▸ Your goal
Rewrite everything from the start of the entries below down to the line containing "connected-device-mac: 20:14:04:16:50:02 [102,110,208,125]", inclusive, as a JSON list of strings, one string per line, leaving out blank lines.

Extracted records:
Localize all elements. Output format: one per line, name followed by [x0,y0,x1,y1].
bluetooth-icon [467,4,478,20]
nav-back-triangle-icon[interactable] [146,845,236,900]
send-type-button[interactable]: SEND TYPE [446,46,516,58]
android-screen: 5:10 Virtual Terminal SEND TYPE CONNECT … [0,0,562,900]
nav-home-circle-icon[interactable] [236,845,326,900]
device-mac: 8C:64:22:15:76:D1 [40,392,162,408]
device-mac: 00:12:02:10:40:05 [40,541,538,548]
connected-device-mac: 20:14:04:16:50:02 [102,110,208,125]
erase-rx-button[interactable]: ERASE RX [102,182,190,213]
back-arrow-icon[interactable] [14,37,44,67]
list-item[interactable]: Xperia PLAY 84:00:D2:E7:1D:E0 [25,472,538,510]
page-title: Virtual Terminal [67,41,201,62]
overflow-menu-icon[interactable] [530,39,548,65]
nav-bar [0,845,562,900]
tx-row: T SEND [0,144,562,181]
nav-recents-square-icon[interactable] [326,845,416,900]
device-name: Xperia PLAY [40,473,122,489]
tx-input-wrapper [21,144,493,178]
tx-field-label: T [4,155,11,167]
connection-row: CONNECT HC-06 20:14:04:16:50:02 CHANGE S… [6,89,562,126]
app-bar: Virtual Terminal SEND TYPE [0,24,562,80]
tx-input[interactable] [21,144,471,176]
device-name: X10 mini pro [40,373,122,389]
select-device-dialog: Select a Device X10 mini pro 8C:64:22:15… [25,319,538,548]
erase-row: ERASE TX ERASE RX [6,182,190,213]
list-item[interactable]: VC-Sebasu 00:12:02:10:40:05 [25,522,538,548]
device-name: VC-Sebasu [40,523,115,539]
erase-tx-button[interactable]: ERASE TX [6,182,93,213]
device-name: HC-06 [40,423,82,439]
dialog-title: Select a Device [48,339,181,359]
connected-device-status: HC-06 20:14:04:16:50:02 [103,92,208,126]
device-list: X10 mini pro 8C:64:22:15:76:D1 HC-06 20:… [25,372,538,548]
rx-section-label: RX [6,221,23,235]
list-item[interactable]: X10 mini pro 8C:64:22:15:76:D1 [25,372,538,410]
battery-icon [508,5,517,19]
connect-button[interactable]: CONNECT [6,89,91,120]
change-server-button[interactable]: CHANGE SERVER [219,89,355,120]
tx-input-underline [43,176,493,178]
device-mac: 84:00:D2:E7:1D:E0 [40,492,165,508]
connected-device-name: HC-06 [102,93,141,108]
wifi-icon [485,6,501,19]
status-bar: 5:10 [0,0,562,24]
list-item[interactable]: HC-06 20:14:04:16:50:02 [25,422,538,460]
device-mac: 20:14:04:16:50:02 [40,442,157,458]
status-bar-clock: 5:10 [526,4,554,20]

▸ Exercise response
[
  "Localize all elements. Output format: one per line, name followed by [x0,y0,x1,y1].",
  "bluetooth-icon [467,4,478,20]",
  "nav-back-triangle-icon[interactable] [146,845,236,900]",
  "send-type-button[interactable]: SEND TYPE [446,46,516,58]",
  "android-screen: 5:10 Virtual Terminal SEND TYPE CONNECT … [0,0,562,900]",
  "nav-home-circle-icon[interactable] [236,845,326,900]",
  "device-mac: 8C:64:22:15:76:D1 [40,392,162,408]",
  "device-mac: 00:12:02:10:40:05 [40,541,538,548]",
  "connected-device-mac: 20:14:04:16:50:02 [102,110,208,125]"
]